* The problem *
Below are the records; reproduce all of them exactly but without any images.
--- Begin Data ---
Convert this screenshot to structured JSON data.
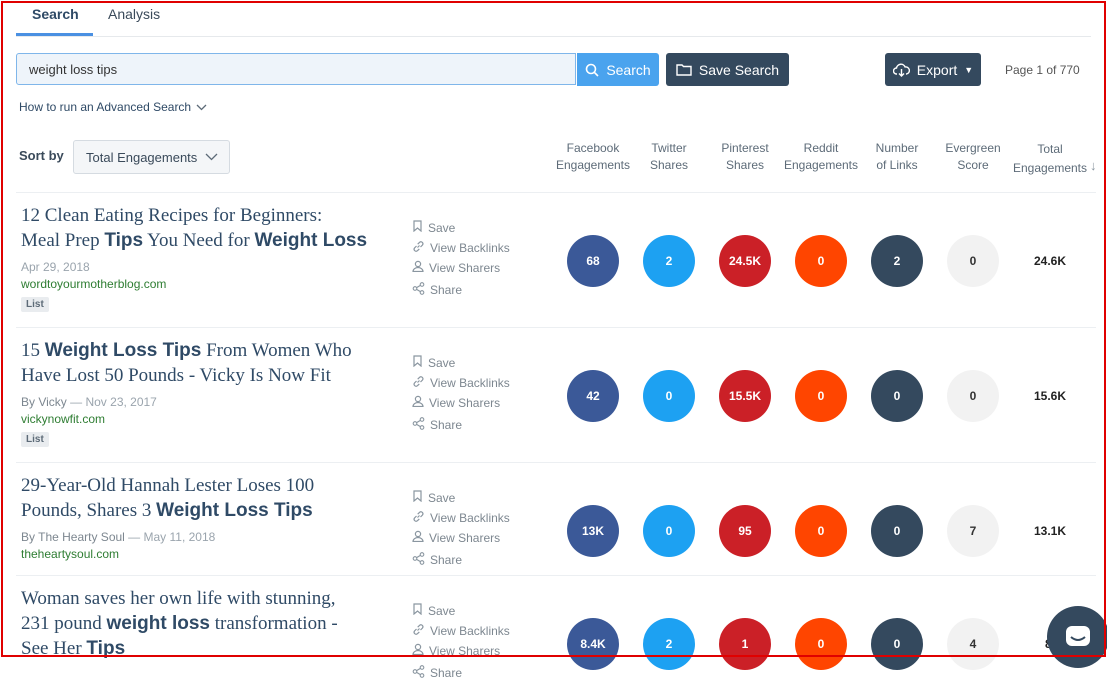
{
  "tabs": [
    {
      "label": "Search",
      "active": true
    },
    {
      "label": "Analysis",
      "active": false
    }
  ],
  "search": {
    "value": "weight loss tips",
    "search_button": "Search",
    "save_button": "Save Search",
    "export_button": "Export",
    "page_info": "Page 1 of 770",
    "advanced_link": "How to run an Advanced Search"
  },
  "sort": {
    "label": "Sort by",
    "selected": "Total Engagements"
  },
  "columns": [
    {
      "line1": "Facebook",
      "line2": "Engagements"
    },
    {
      "line1": "Twitter",
      "line2": "Shares"
    },
    {
      "line1": "Pinterest",
      "line2": "Shares"
    },
    {
      "line1": "Reddit",
      "line2": "Engagements"
    },
    {
      "line1": "Number",
      "line2": "of Links"
    },
    {
      "line1": "Evergreen",
      "line2": "Score"
    },
    {
      "line1": "Total",
      "line2": "Engagements"
    }
  ],
  "actions": [
    "Save",
    "View Backlinks",
    "View Sharers",
    "Share"
  ],
  "colors": {
    "facebook": "#3b5998",
    "twitter": "#1da1f2",
    "pinterest": "#cb2027",
    "reddit": "#ff4500",
    "links": "#34495e",
    "evergreen": "#f2f2f2",
    "frame": "#e00000"
  },
  "results": [
    {
      "title_lines": [
        [
          {
            "t": "12 Clean Eating Recipes for Beginners:",
            "b": false
          }
        ],
        [
          {
            "t": "Meal Prep ",
            "b": false
          },
          {
            "t": "Tips",
            "b": true
          },
          {
            "t": " You Need for ",
            "b": false
          },
          {
            "t": "Weight Loss",
            "b": true
          }
        ]
      ],
      "author": "",
      "date": "Apr 29, 2018",
      "domain": "wordtoyourmotherblog.com",
      "badge": "List",
      "facebook": "68",
      "twitter": "2",
      "pinterest": "24.5K",
      "reddit": "0",
      "links": "2",
      "evergreen": "0",
      "total": "24.6K"
    },
    {
      "title_lines": [
        [
          {
            "t": "15 ",
            "b": false
          },
          {
            "t": "Weight Loss Tips",
            "b": true
          },
          {
            "t": " From Women Who",
            "b": false
          }
        ],
        [
          {
            "t": "Have Lost 50 Pounds - Vicky Is Now Fit",
            "b": false
          }
        ]
      ],
      "author": "By Vicky",
      "date": "Nov 23, 2017",
      "domain": "vickynowfit.com",
      "badge": "List",
      "facebook": "42",
      "twitter": "0",
      "pinterest": "15.5K",
      "reddit": "0",
      "links": "0",
      "evergreen": "0",
      "total": "15.6K"
    },
    {
      "title_lines": [
        [
          {
            "t": "29-Year-Old Hannah Lester Loses 100",
            "b": false
          }
        ],
        [
          {
            "t": "Pounds, Shares 3 ",
            "b": false
          },
          {
            "t": "Weight Loss Tips",
            "b": true
          }
        ]
      ],
      "author": "By The Hearty Soul",
      "date": "May 11, 2018",
      "domain": "theheartysoul.com",
      "badge": "",
      "facebook": "13K",
      "twitter": "0",
      "pinterest": "95",
      "reddit": "0",
      "links": "0",
      "evergreen": "7",
      "total": "13.1K"
    },
    {
      "title_lines": [
        [
          {
            "t": "Woman saves her own life with stunning,",
            "b": false
          }
        ],
        [
          {
            "t": "231 pound ",
            "b": false
          },
          {
            "t": "weight loss",
            "b": true
          },
          {
            "t": " transformation -",
            "b": false
          }
        ],
        [
          {
            "t": "See Her ",
            "b": false
          },
          {
            "t": "Tips",
            "b": true
          }
        ]
      ],
      "author": "",
      "date": "",
      "domain": "",
      "badge": "",
      "facebook": "8.4K",
      "twitter": "2",
      "pinterest": "1",
      "reddit": "0",
      "links": "0",
      "evergreen": "4",
      "total": "8."
    }
  ]
}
--- End Data ---
* Answer to this task *
Convert this screenshot to structured JSON data.
{
  "tabs": [
    {
      "label": "Search",
      "active": true
    },
    {
      "label": "Analysis",
      "active": false
    }
  ],
  "search": {
    "value": "weight loss tips",
    "search_button": "Search",
    "save_button": "Save Search",
    "export_button": "Export",
    "page_info": "Page 1 of 770",
    "advanced_link": "How to run an Advanced Search"
  },
  "sort": {
    "label": "Sort by",
    "selected": "Total Engagements"
  },
  "columns": [
    {
      "line1": "Facebook",
      "line2": "Engagements"
    },
    {
      "line1": "Twitter",
      "line2": "Shares"
    },
    {
      "line1": "Pinterest",
      "line2": "Shares"
    },
    {
      "line1": "Reddit",
      "line2": "Engagements"
    },
    {
      "line1": "Number",
      "line2": "of Links"
    },
    {
      "line1": "Evergreen",
      "line2": "Score"
    },
    {
      "line1": "Total",
      "line2": "Engagements"
    }
  ],
  "actions": [
    "Save",
    "View Backlinks",
    "View Sharers",
    "Share"
  ],
  "colors": {
    "facebook": "#3b5998",
    "twitter": "#1da1f2",
    "pinterest": "#cb2027",
    "reddit": "#ff4500",
    "links": "#34495e",
    "evergreen": "#f2f2f2",
    "frame": "#e00000"
  },
  "results": [
    {
      "title_lines": [
        [
          {
            "t": "12 Clean Eating Recipes for Beginners:",
            "b": false
          }
        ],
        [
          {
            "t": "Meal Prep ",
            "b": false
          },
          {
            "t": "Tips",
            "b": true
          },
          {
            "t": " You Need for ",
            "b": false
          },
          {
            "t": "Weight Loss",
            "b": true
          }
        ]
      ],
      "author": "",
      "date": "Apr 29, 2018",
      "domain": "wordtoyourmotherblog.com",
      "badge": "List",
      "facebook": "68",
      "twitter": "2",
      "pinterest": "24.5K",
      "reddit": "0",
      "links": "2",
      "evergreen": "0",
      "total": "24.6K"
    },
    {
      "title_lines": [
        [
          {
            "t": "15 ",
            "b": false
          },
          {
            "t": "Weight Loss Tips",
            "b": true
          },
          {
            "t": " From Women Who",
            "b": false
          }
        ],
        [
          {
            "t": "Have Lost 50 Pounds - Vicky Is Now Fit",
            "b": false
          }
        ]
      ],
      "author": "By Vicky",
      "date": "Nov 23, 2017",
      "domain": "vickynowfit.com",
      "badge": "List",
      "facebook": "42",
      "twitter": "0",
      "pinterest": "15.5K",
      "reddit": "0",
      "links": "0",
      "evergreen": "0",
      "total": "15.6K"
    },
    {
      "title_lines": [
        [
          {
            "t": "29-Year-Old Hannah Lester Loses 100",
            "b": false
          }
        ],
        [
          {
            "t": "Pounds, Shares 3 ",
            "b": false
          },
          {
            "t": "Weight Loss Tips",
            "b": true
          }
        ]
      ],
      "author": "By The Hearty Soul",
      "date": "May 11, 2018",
      "domain": "theheartysoul.com",
      "badge": "",
      "facebook": "13K",
      "twitter": "0",
      "pinterest": "95",
      "reddit": "0",
      "links": "0",
      "evergreen": "7",
      "total": "13.1K"
    },
    {
      "title_lines": [
        [
          {
            "t": "Woman saves her own life with stunning,",
            "b": false
          }
        ],
        [
          {
            "t": "231 pound ",
            "b": false
          },
          {
            "t": "weight loss",
            "b": true
          },
          {
            "t": " transformation -",
            "b": false
          }
        ],
        [
          {
            "t": "See Her ",
            "b": false
          },
          {
            "t": "Tips",
            "b": true
          }
        ]
      ],
      "author": "",
      "date": "",
      "domain": "",
      "badge": "",
      "facebook": "8.4K",
      "twitter": "2",
      "pinterest": "1",
      "reddit": "0",
      "links": "0",
      "evergreen": "4",
      "total": "8."
    }
  ]
}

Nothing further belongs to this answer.